Problem to solve: Give back exactly the lines from the one containing "Extract the structured" through the end of the records, including both, and no others.

<<<<

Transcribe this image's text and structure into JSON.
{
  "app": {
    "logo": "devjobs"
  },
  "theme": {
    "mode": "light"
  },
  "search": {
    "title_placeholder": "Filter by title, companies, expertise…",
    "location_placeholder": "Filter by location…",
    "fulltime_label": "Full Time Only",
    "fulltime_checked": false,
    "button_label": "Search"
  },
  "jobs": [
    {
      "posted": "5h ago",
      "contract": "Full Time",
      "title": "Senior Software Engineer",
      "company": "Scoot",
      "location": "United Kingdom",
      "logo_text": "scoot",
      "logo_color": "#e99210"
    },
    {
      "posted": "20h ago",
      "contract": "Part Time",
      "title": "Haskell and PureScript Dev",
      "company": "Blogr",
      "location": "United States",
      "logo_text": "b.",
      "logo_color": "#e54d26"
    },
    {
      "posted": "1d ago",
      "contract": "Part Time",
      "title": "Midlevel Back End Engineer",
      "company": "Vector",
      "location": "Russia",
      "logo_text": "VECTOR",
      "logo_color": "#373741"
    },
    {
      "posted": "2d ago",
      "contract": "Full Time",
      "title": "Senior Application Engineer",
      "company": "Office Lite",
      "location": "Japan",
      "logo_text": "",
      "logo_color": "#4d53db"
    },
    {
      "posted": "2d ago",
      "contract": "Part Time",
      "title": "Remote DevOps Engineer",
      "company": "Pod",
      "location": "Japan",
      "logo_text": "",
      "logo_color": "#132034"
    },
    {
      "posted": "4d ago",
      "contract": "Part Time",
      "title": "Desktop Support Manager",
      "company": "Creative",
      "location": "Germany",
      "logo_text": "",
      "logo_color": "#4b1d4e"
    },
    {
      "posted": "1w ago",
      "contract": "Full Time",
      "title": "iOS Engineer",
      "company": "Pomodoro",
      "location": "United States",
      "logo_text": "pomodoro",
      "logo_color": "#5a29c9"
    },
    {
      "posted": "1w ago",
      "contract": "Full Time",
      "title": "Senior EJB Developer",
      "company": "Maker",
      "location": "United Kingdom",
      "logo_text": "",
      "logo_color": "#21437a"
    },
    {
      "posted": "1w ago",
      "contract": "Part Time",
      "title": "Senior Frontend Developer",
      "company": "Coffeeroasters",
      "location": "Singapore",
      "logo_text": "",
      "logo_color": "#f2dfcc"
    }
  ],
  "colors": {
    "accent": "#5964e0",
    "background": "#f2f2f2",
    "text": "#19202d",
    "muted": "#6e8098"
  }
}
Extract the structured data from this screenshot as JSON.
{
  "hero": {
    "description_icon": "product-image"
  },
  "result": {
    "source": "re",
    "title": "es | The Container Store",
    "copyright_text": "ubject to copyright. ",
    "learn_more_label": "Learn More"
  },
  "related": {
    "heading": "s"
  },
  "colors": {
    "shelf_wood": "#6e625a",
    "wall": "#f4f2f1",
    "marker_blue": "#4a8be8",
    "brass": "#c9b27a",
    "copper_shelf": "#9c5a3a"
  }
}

>>>>

Finished exercise:
Extract the structured data from this screenshot as JSON.
{
  "hero": {
    "description_icon": "product-image"
  },
  "result": {
    "source": "re",
    "title": "es | The Container Store",
    "copyright_text": "ubject to copyright. ",
    "learn_more_label": "Learn More"
  },
  "related": {
    "heading": "s"
  },
  "colors": {
    "shelf_wood": "#6e625a",
    "wall": "#f4f2f1",
    "marker_blue": "#4a8be8",
    "brass": "#c9b27a",
    "copper_shelf": "#9c5a3a"
  }
}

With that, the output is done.